What you are asked to do: Give every line below again, exactly.

Data listing:
☆ ☆ ☆ ☆ ☆ ☆ ☆

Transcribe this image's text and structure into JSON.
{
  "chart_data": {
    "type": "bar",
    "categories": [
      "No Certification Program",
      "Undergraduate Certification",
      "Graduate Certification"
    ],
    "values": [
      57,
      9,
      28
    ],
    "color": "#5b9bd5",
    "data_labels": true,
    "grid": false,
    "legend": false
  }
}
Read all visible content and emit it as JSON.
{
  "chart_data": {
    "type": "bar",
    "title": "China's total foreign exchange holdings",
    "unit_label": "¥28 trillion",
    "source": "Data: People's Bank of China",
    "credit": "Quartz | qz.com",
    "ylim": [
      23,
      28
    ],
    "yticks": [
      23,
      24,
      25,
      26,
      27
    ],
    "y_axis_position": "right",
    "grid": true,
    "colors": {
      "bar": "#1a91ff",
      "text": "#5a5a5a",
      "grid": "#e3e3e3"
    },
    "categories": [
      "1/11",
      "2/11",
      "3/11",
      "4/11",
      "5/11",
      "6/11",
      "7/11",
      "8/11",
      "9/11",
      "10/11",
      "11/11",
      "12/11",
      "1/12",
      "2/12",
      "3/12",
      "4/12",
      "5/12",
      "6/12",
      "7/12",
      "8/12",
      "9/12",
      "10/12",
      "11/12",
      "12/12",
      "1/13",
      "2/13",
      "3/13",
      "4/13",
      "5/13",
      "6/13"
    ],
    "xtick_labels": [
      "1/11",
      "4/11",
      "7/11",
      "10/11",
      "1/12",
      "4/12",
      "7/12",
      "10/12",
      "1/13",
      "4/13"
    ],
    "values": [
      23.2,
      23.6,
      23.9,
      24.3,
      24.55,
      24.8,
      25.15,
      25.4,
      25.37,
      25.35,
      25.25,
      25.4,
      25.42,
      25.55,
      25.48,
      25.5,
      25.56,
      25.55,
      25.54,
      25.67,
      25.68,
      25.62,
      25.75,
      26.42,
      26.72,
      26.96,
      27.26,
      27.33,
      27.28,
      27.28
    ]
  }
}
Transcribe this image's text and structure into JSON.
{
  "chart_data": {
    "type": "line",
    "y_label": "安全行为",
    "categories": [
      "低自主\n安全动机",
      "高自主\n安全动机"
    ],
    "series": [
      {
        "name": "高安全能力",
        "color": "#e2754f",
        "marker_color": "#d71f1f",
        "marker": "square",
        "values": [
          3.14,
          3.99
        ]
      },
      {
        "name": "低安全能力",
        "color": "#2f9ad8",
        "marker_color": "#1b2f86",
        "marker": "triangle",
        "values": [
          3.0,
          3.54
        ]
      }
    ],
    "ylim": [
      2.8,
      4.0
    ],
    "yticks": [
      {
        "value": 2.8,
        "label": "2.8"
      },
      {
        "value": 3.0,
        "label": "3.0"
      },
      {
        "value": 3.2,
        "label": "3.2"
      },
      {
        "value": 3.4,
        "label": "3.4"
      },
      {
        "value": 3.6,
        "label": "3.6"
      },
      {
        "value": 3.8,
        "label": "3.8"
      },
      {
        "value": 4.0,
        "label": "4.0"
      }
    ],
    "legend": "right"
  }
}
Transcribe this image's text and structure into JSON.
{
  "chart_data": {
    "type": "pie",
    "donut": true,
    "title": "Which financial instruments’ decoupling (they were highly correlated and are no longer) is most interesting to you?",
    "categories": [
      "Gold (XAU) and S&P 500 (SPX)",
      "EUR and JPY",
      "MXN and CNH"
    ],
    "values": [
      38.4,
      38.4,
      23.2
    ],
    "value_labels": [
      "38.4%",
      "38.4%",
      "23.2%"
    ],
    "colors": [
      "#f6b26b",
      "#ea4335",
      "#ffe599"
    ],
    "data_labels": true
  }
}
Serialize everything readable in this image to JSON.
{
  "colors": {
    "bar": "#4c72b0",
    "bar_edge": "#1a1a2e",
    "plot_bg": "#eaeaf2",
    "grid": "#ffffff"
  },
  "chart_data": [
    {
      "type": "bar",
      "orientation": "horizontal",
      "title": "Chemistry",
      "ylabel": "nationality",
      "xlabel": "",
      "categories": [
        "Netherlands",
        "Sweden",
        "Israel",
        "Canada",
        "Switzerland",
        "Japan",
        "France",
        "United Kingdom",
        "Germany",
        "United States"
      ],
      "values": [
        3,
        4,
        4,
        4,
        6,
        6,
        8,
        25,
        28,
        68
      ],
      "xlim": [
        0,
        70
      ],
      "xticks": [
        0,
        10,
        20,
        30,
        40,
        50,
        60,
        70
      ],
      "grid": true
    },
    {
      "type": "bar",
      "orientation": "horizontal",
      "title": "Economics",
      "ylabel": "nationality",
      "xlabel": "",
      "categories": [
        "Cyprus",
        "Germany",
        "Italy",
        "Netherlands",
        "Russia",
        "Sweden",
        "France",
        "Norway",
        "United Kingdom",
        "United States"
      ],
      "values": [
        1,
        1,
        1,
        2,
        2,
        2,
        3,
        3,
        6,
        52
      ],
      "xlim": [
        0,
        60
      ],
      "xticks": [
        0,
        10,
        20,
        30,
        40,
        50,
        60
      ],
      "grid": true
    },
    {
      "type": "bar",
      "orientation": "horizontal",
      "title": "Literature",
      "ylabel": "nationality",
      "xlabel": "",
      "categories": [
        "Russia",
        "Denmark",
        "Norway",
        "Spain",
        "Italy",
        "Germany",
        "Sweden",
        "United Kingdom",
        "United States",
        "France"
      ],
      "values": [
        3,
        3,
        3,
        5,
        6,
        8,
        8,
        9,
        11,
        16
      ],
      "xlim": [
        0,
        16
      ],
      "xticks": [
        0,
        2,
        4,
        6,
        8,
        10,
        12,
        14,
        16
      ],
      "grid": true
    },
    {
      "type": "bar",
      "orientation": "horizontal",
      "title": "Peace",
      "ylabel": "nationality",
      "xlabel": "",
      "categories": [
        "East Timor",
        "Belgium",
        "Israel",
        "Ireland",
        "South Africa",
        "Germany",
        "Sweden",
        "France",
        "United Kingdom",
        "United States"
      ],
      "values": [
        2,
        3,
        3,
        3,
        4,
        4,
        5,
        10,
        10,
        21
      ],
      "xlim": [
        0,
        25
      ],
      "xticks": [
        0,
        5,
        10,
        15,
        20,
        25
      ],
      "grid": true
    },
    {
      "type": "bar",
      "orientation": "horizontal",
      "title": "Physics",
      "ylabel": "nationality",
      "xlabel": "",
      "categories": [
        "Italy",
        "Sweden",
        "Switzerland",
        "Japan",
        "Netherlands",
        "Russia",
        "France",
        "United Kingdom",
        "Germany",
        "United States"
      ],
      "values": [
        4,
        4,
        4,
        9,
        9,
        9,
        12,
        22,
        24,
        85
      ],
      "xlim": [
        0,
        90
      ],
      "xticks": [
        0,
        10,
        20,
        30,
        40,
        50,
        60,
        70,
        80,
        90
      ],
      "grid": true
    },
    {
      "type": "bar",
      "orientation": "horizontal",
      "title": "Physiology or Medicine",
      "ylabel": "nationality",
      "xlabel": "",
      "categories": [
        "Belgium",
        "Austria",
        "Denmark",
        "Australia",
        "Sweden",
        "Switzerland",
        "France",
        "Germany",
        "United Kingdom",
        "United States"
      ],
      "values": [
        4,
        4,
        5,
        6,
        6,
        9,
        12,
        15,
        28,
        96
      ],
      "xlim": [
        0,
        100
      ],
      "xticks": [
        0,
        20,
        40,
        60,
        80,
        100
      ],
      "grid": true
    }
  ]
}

☆ ☆ ☆ ☆ ☆ ☆ ☆

Result below:
Transcribe this image's text and structure into JSON.
{
  "chart_data": {
    "type": "bar",
    "categories": [
      "No Certification Program",
      "Undergraduate Certification",
      "Graduate Certification"
    ],
    "values": [
      57,
      9,
      28
    ],
    "color": "#5b9bd5",
    "data_labels": true,
    "grid": false,
    "legend": false
  }
}
Read all visible content and emit it as JSON.
{
  "chart_data": {
    "type": "bar",
    "title": "China's total foreign exchange holdings",
    "unit_label": "¥28 trillion",
    "source": "Data: People's Bank of China",
    "credit": "Quartz | qz.com",
    "ylim": [
      23,
      28
    ],
    "yticks": [
      23,
      24,
      25,
      26,
      27
    ],
    "y_axis_position": "right",
    "grid": true,
    "colors": {
      "bar": "#1a91ff",
      "text": "#5a5a5a",
      "grid": "#e3e3e3"
    },
    "categories": [
      "1/11",
      "2/11",
      "3/11",
      "4/11",
      "5/11",
      "6/11",
      "7/11",
      "8/11",
      "9/11",
      "10/11",
      "11/11",
      "12/11",
      "1/12",
      "2/12",
      "3/12",
      "4/12",
      "5/12",
      "6/12",
      "7/12",
      "8/12",
      "9/12",
      "10/12",
      "11/12",
      "12/12",
      "1/13",
      "2/13",
      "3/13",
      "4/13",
      "5/13",
      "6/13"
    ],
    "xtick_labels": [
      "1/11",
      "4/11",
      "7/11",
      "10/11",
      "1/12",
      "4/12",
      "7/12",
      "10/12",
      "1/13",
      "4/13"
    ],
    "values": [
      23.2,
      23.6,
      23.9,
      24.3,
      24.55,
      24.8,
      25.15,
      25.4,
      25.37,
      25.35,
      25.25,
      25.4,
      25.42,
      25.55,
      25.48,
      25.5,
      25.56,
      25.55,
      25.54,
      25.67,
      25.68,
      25.62,
      25.75,
      26.42,
      26.72,
      26.96,
      27.26,
      27.33,
      27.28,
      27.28
    ]
  }
}
Transcribe this image's text and structure into JSON.
{
  "chart_data": {
    "type": "line",
    "y_label": "安全行为",
    "categories": [
      "低自主\n安全动机",
      "高自主\n安全动机"
    ],
    "series": [
      {
        "name": "高安全能力",
        "color": "#e2754f",
        "marker_color": "#d71f1f",
        "marker": "square",
        "values": [
          3.14,
          3.99
        ]
      },
      {
        "name": "低安全能力",
        "color": "#2f9ad8",
        "marker_color": "#1b2f86",
        "marker": "triangle",
        "values": [
          3.0,
          3.54
        ]
      }
    ],
    "ylim": [
      2.8,
      4.0
    ],
    "yticks": [
      {
        "value": 2.8,
        "label": "2.8"
      },
      {
        "value": 3.0,
        "label": "3.0"
      },
      {
        "value": 3.2,
        "label": "3.2"
      },
      {
        "value": 3.4,
        "label": "3.4"
      },
      {
        "value": 3.6,
        "label": "3.6"
      },
      {
        "value": 3.8,
        "label": "3.8"
      },
      {
        "value": 4.0,
        "label": "4.0"
      }
    ],
    "legend": "right"
  }
}
Transcribe this image's text and structure into JSON.
{
  "chart_data": {
    "type": "pie",
    "donut": true,
    "title": "Which financial instruments’ decoupling (they were highly correlated and are no longer) is most interesting to you?",
    "categories": [
      "Gold (XAU) and S&P 500 (SPX)",
      "EUR and JPY",
      "MXN and CNH"
    ],
    "values": [
      38.4,
      38.4,
      23.2
    ],
    "value_labels": [
      "38.4%",
      "38.4%",
      "23.2%"
    ],
    "colors": [
      "#f6b26b",
      "#ea4335",
      "#ffe599"
    ],
    "data_labels": true
  }
}
Serialize everything readable in this image to JSON.
{
  "colors": {
    "bar": "#4c72b0",
    "bar_edge": "#1a1a2e",
    "plot_bg": "#eaeaf2",
    "grid": "#ffffff"
  },
  "chart_data": [
    {
      "type": "bar",
      "orientation": "horizontal",
      "title": "Chemistry",
      "ylabel": "nationality",
      "xlabel": "",
      "categories": [
        "Netherlands",
        "Sweden",
        "Israel",
        "Canada",
        "Switzerland",
        "Japan",
        "France",
        "United Kingdom",
        "Germany",
        "United States"
      ],
      "values": [
        3,
        4,
        4,
        4,
        6,
        6,
        8,
        25,
        28,
        68
      ],
      "xlim": [
        0,
        70
      ],
      "xticks": [
        0,
        10,
        20,
        30,
        40,
        50,
        60,
        70
      ],
      "grid": true
    },
    {
      "type": "bar",
      "orientation": "horizontal",
      "title": "Economics",
      "ylabel": "nationality",
      "xlabel": "",
      "categories": [
        "Cyprus",
        "Germany",
        "Italy",
        "Netherlands",
        "Russia",
        "Sweden",
        "France",
        "Norway",
        "United Kingdom",
        "United States"
      ],
      "values": [
        1,
        1,
        1,
        2,
        2,
        2,
        3,
        3,
        6,
        52
      ],
      "xlim": [
        0,
        60
      ],
      "xticks": [
        0,
        10,
        20,
        30,
        40,
        50,
        60
      ],
      "grid": true
    },
    {
      "type": "bar",
      "orientation": "horizontal",
      "title": "Literature",
      "ylabel": "nationality",
      "xlabel": "",
      "categories": [
        "Russia",
        "Denmark",
        "Norway",
        "Spain",
        "Italy",
        "Germany",
        "Sweden",
        "United Kingdom",
        "United States",
        "France"
      ],
      "values": [
        3,
        3,
        3,
        5,
        6,
        8,
        8,
        9,
        11,
        16
      ],
      "xlim": [
        0,
        16
      ],
      "xticks": [
        0,
        2,
        4,
        6,
        8,
        10,
        12,
        14,
        16
      ],
      "grid": true
    },
    {
      "type": "bar",
      "orientation": "horizontal",
      "title": "Peace",
      "ylabel": "nationality",
      "xlabel": "",
      "categories": [
        "East Timor",
        "Belgium",
        "Israel",
        "Ireland",
        "South Africa",
        "Germany",
        "Sweden",
        "France",
        "United Kingdom",
        "United States"
      ],
      "values": [
        2,
        3,
        3,
        3,
        4,
        4,
        5,
        10,
        10,
        21
      ],
      "xlim": [
        0,
        25
      ],
      "xticks": [
        0,
        5,
        10,
        15,
        20,
        25
      ],
      "grid": true
    },
    {
      "type": "bar",
      "orientation": "horizontal",
      "title": "Physics",
      "ylabel": "nationality",
      "xlabel": "",
      "categories": [
        "Italy",
        "Sweden",
        "Switzerland",
        "Japan",
        "Netherlands",
        "Russia",
        "France",
        "United Kingdom",
        "Germany",
        "United States"
      ],
      "values": [
        4,
        4,
        4,
        9,
        9,
        9,
        12,
        22,
        24,
        85
      ],
      "xlim": [
        0,
        90
      ],
      "xticks": [
        0,
        10,
        20,
        30,
        40,
        50,
        60,
        70,
        80,
        90
      ],
      "grid": true
    },
    {
      "type": "bar",
      "orientation": "horizontal",
      "title": "Physiology or Medicine",
      "ylabel": "nationality",
      "xlabel": "",
      "categories": [
        "Belgium",
        "Austria",
        "Denmark",
        "Australia",
        "Sweden",
        "Switzerland",
        "France",
        "Germany",
        "United Kingdom",
        "United States"
      ],
      "values": [
        4,
        4,
        5,
        6,
        6,
        9,
        12,
        15,
        28,
        96
      ],
      "xlim": [
        0,
        100
      ],
      "xticks": [
        0,
        20,
        40,
        60,
        80,
        100
      ],
      "grid": true
    }
  ]
}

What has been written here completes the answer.